■ **STATED PROBLEM**
Leave the pictures out. Return all other data exactly.

Stored records

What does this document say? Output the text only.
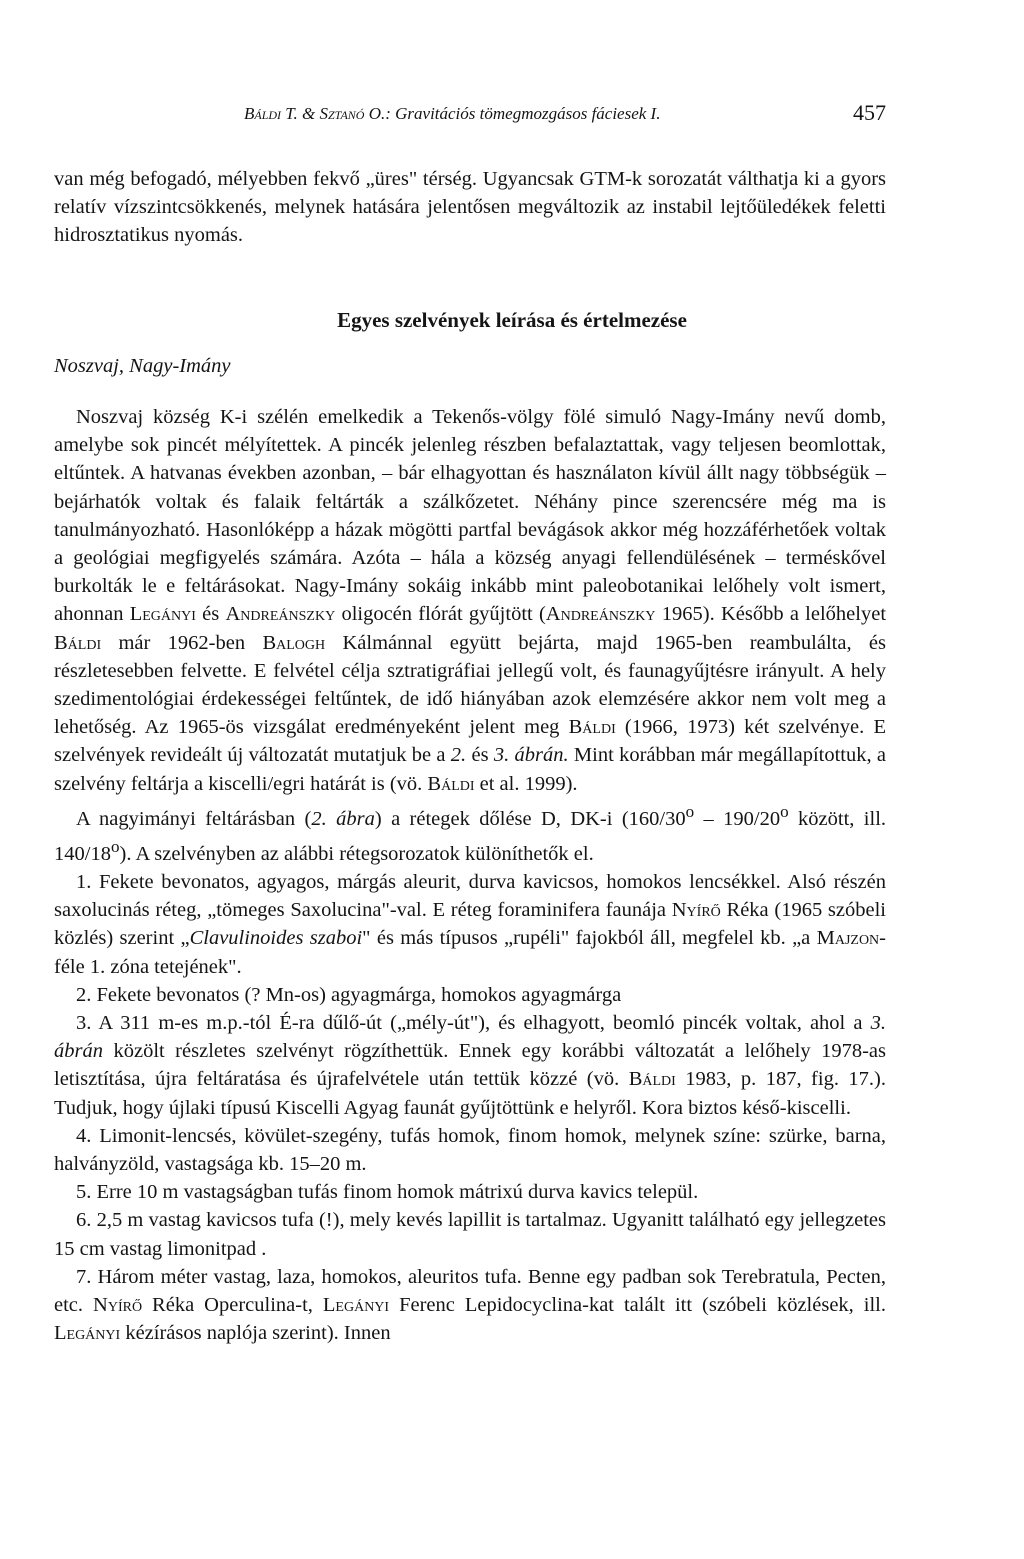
Báldi T. & Sztanó O.: Gravitációs tömegmozgásos fáciesek I.	457

van még befogadó, mélyebben fekvő „üres" térség. Ugyancsak GTM-k sorozatát válthatja ki a gyors relatív vízszintcsökkenés, melynek hatására jelentősen megváltozik az instabil lejtőüledékek feletti hidrosztatikus nyomás.

Egyes szelvények leírása és értelmezése
Noszvaj, Nagy-Imány

Noszvaj község K-i szélén emelkedik a Tekenős-völgy fölé simuló Nagy-Imány nevű domb, amelybe sok pincét mélyítettek. A pincék jelenleg részben befalaztattak, vagy teljesen beomlottak, eltűntek. A hatvanas években azonban, – bár elhagyottan és használaton kívül állt nagy többségük – bejárhatók voltak és falaik feltárták a szálkőzetet. Néhány pince szerencsére még ma is tanulmányozható. Hasonlóképp a házak mögötti partfal bevágások akkor még hozzáférhetőek voltak a geológiai megfigyelés számára. Azóta – hála a község anyagi fellendülésének – terméskővel burkolták le e feltárásokat. Nagy-Imány sokáig inkább mint paleobotanikai lelőhely volt ismert, ahonnan Legányi és Andreánszky oligocén flórát gyűjtött (Andreánszky 1965). Később a lelőhelyet Báldi már 1962-ben Balogh Kálmánnal együtt bejárta, majd 1965-ben reambulálta, és részletesebben felvette. E felvétel célja sztratigráfiai jellegű volt, és faunagyűjtésre irányult. A hely szedimentológiai érdekességei feltűntek, de idő hiányában azok elemzésére akkor nem volt meg a lehetőség. Az 1965-ös vizsgálat eredményeként jelent meg Báldi (1966, 1973) két szelvénye. E szelvények revideált új változatát mutatjuk be a 2. és 3. ábrán. Mint korábban már megállapítottuk, a szelvény feltárja a kiscelli/egri határát is (vö. Báldi et al. 1999).

A nagyimányi feltárásban (2. ábra) a rétegek dőlése D, DK-i (160/30$^o$ – 190/20$^o$ között, ill. 140/18$^o$). A szelvényben az alábbi rétegsorozatok különíthetők el.

1. Fekete bevonatos, agyagos, márgás aleurit, durva kavicsos, homokos lencsékkel. Alsó részén saxolucinás réteg, „tömeges Saxolucina"-val. E réteg foraminifera faunája Nyírő Réka (1965 szóbeli közlés) szerint „Clavulinoides szaboi" és más típusos „rupéli" fajokból áll, megfelel kb. „a Majzon-féle 1. zóna tetejének".

2. Fekete bevonatos (? Mn-os) agyagmárga, homokos agyagmárga

3. A 311 m-es m.p.-tól É-ra dűlő-út („mély-út"), és elhagyott, beomló pincék voltak, ahol a 3. ábrán közölt részletes szelvényt rögzíthettük. Ennek egy korábbi változatát a lelőhely 1978-as letisztítása, újra feltáratása és újrafelvétele után tettük közzé (vö. Báldi 1983, p. 187, fig. 17.). Tudjuk, hogy újlaki típusú Kiscelli Agyag faunát gyűjtöttünk e helyről. Kora biztos késő-kiscelli.

4. Limonit-lencsés, kövület-szegény, tufás homok, finom homok, melynek színe: szürke, barna, halványzöld, vastagsága kb. 15–20 m.

5. Erre 10 m vastagságban tufás finom homok mátrixú durva kavics települ.

6. 2,5 m vastag kavicsos tufa (!), mely kevés lapillit is tartalmaz. Ugyanitt található egy jellegzetes 15 cm vastag limonitpad .

7. Három méter vastag, laza, homokos, aleuritos tufa. Benne egy padban sok Terebratula, Pecten, etc. Nyírő Réka Operculina-t, Legányi Ferenc Lepidocyclina-kat talált itt (szóbeli közlések, ill. Legányi kézírásos naplója szerint). Innen
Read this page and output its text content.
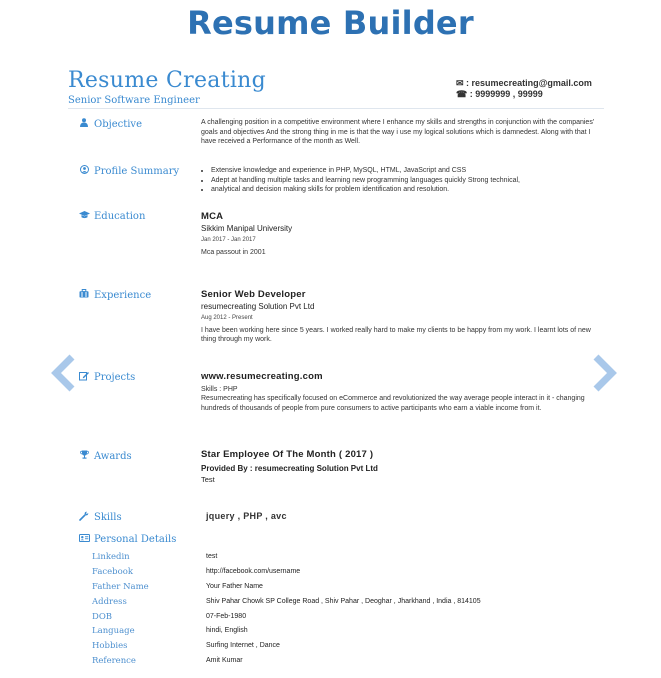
Resume Builder
Resume Creating
Senior Software Engineer
✉ : resumecreating@gmail.com
☎ : 9999999 , 99999
Objective	A challenging position in a competitive environment where I enhance my skills and strengths in conjunction with the companies' goals and objectives And the strong thing in me is that the way i use my logical solutions which is damnedest. Along with that I have received a Performance of the month as Well.
Profile Summary
•	Extensive knowledge and experience in PHP, MySQL, HTML, JavaScript and CSS
• Adept at handling multiple tasks and learning new programming languages quickly Strong technical,
• analytical and decision making skills for problem identification and resolution.
Education	MCA
Sikkim Manipal University
Jan 2017 - Jan 2017
Mca passout in 2001
Experience	Senior Web Developer
resumecreating Solution Pvt Ltd
Aug 2012 - Present
I have been working here since 5 years. I worked really hard to make my clients to be happy from my work. I learnt lots of new thing through my work.
Projects	www.resumecreating.com
Skills : PHP
Resumecreating has specifically focused on eCommerce and revolutionized the way average people interact in it - changing hundreds of thousands of people from pure consumers to active participants who earn a viable income from it.
Awards	Star Employee Of The Month ( 2017 )
Provided By : resumecreating Solution Pvt Ltd
Test
Skills	jquery , PHP , avc
Personal Details
Linkedin	test
Facebook	http://facebook.com/username
Father Name	Your Father Name
Address	Shiv Pahar Chowk SP College Road , Shiv Pahar , Deoghar , Jharkhand , India , 814105
DOB	07-Feb-1980
Language	hindi, English
Hobbies	Surfing Internet , Dance
Reference	Amit Kumar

■ **TASK RESPONSE**
What does this document say? Output the text only.
Báldi T. & Sztanó O.: Gravitációs tömegmozgásos fáciesek I.	457

van még befogadó, mélyebben fekvő „üres" térség. Ugyancsak GTM-k sorozatát válthatja ki a gyors relatív vízszintcsökkenés, melynek hatására jelentősen megváltozik az instabil lejtőüledékek feletti hidrosztatikus nyomás.

Egyes szelvények leírása és értelmezése
Noszvaj, Nagy-Imány

Noszvaj község K-i szélén emelkedik a Tekenős-völgy fölé simuló Nagy-Imány nevű domb, amelybe sok pincét mélyítettek. A pincék jelenleg részben befalaztattak, vagy teljesen beomlottak, eltűntek. A hatvanas években azonban, – bár elhagyottan és használaton kívül állt nagy többségük – bejárhatók voltak és falaik feltárták a szálkőzetet. Néhány pince szerencsére még ma is tanulmányozható. Hasonlóképp a házak mögötti partfal bevágások akkor még hozzáférhetőek voltak a geológiai megfigyelés számára. Azóta – hála a község anyagi fellendülésének – terméskővel burkolták le e feltárásokat. Nagy-Imány sokáig inkább mint paleobotanikai lelőhely volt ismert, ahonnan Legányi és Andreánszky oligocén flórát gyűjtött (Andreánszky 1965). Később a lelőhelyet Báldi már 1962-ben Balogh Kálmánnal együtt bejárta, majd 1965-ben reambulálta, és részletesebben felvette. E felvétel célja sztratigráfiai jellegű volt, és faunagyűjtésre irányult. A hely szedimentológiai érdekességei feltűntek, de idő hiányában azok elemzésére akkor nem volt meg a lehetőség. Az 1965-ös vizsgálat eredményeként jelent meg Báldi (1966, 1973) két szelvénye. E szelvények revideált új változatát mutatjuk be a 2. és 3. ábrán. Mint korábban már megállapítottuk, a szelvény feltárja a kiscelli/egri határát is (vö. Báldi et al. 1999).

A nagyimányi feltárásban (2. ábra) a rétegek dőlése D, DK-i (160/30$^o$ – 190/20$^o$ között, ill. 140/18$^o$). A szelvényben az alábbi rétegsorozatok különíthetők el.

1. Fekete bevonatos, agyagos, márgás aleurit, durva kavicsos, homokos lencsékkel. Alsó részén saxolucinás réteg, „tömeges Saxolucina"-val. E réteg foraminifera faunája Nyírő Réka (1965 szóbeli közlés) szerint „Clavulinoides szaboi" és más típusos „rupéli" fajokból áll, megfelel kb. „a Majzon-féle 1. zóna tetejének".

2. Fekete bevonatos (? Mn-os) agyagmárga, homokos agyagmárga

3. A 311 m-es m.p.-tól É-ra dűlő-út („mély-út"), és elhagyott, beomló pincék voltak, ahol a 3. ábrán közölt részletes szelvényt rögzíthettük. Ennek egy korábbi változatát a lelőhely 1978-as letisztítása, újra feltáratása és újrafelvétele után tettük közzé (vö. Báldi 1983, p. 187, fig. 17.). Tudjuk, hogy újlaki típusú Kiscelli Agyag faunát gyűjtöttünk e helyről. Kora biztos késő-kiscelli.

4. Limonit-lencsés, kövület-szegény, tufás homok, finom homok, melynek színe: szürke, barna, halványzöld, vastagsága kb. 15–20 m.

5. Erre 10 m vastagságban tufás finom homok mátrixú durva kavics települ.

6. 2,5 m vastag kavicsos tufa (!), mely kevés lapillit is tartalmaz. Ugyanitt található egy jellegzetes 15 cm vastag limonitpad .

7. Három méter vastag, laza, homokos, aleuritos tufa. Benne egy padban sok Terebratula, Pecten, etc. Nyírő Réka Operculina-t, Legányi Ferenc Lepidocyclina-kat talált itt (szóbeli közlések, ill. Legányi kézírásos naplója szerint). Innen
Read this page and output its text content.
Resume Builder
Resume Creating
Senior Software Engineer
✉ : resumecreating@gmail.com
☎ : 9999999 , 99999
Objective	A challenging position in a competitive environment where I enhance my skills and strengths in conjunction with the companies' goals and objectives And the strong thing in me is that the way i use my logical solutions which is damnedest. Along with that I have received a Performance of the month as Well.
Profile Summary
•	Extensive knowledge and experience in PHP, MySQL, HTML, JavaScript and CSS
• Adept at handling multiple tasks and learning new programming languages quickly Strong technical,
• analytical and decision making skills for problem identification and resolution.
Education	MCA
Sikkim Manipal University
Jan 2017 - Jan 2017
Mca passout in 2001
Experience	Senior Web Developer
resumecreating Solution Pvt Ltd
Aug 2012 - Present
I have been working here since 5 years. I worked really hard to make my clients to be happy from my work. I learnt lots of new thing through my work.
Projects	www.resumecreating.com
Skills : PHP
Resumecreating has specifically focused on eCommerce and revolutionized the way average people interact in it - changing hundreds of thousands of people from pure consumers to active participants who earn a viable income from it.
Awards	Star Employee Of The Month ( 2017 )
Provided By : resumecreating Solution Pvt Ltd
Test
Skills	jquery , PHP , avc
Personal Details
Linkedin	test
Facebook	http://facebook.com/username
Father Name	Your Father Name
Address	Shiv Pahar Chowk SP College Road , Shiv Pahar , Deoghar , Jharkhand , India , 814105
DOB	07-Feb-1980
Language	hindi, English
Hobbies	Surfing Internet , Dance
Reference	Amit Kumar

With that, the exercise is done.